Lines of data
^^^^^^^^^^^^^^^^
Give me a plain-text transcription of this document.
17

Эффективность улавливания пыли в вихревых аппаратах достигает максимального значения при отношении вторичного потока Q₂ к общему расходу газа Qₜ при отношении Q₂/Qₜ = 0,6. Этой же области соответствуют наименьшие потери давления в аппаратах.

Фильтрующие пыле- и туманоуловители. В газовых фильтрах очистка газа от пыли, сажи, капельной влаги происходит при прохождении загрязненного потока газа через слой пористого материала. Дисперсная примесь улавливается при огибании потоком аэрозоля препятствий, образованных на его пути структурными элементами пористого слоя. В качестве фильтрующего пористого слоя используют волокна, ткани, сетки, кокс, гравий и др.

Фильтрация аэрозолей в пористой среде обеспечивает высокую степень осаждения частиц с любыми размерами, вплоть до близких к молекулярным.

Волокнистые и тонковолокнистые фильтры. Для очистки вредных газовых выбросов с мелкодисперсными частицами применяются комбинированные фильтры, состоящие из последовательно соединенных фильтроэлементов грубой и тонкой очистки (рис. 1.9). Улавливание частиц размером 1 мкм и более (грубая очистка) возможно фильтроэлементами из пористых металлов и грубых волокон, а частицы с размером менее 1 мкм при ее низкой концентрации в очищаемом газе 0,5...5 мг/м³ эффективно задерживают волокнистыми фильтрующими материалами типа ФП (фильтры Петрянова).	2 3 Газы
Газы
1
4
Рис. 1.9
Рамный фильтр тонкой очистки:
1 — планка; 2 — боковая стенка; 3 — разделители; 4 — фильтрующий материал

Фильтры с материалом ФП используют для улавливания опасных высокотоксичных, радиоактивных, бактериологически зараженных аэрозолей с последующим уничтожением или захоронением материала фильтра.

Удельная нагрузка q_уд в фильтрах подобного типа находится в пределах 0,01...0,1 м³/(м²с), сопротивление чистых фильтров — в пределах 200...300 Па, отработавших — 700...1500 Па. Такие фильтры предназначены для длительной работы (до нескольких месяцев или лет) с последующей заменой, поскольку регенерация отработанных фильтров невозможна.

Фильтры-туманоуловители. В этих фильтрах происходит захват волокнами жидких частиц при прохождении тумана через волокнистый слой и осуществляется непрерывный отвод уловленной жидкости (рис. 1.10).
^^^^^^^^^^^^^^^^
• The request: In the listing above, count each line that holds the string "газа". Give the number only.

• Task response: 2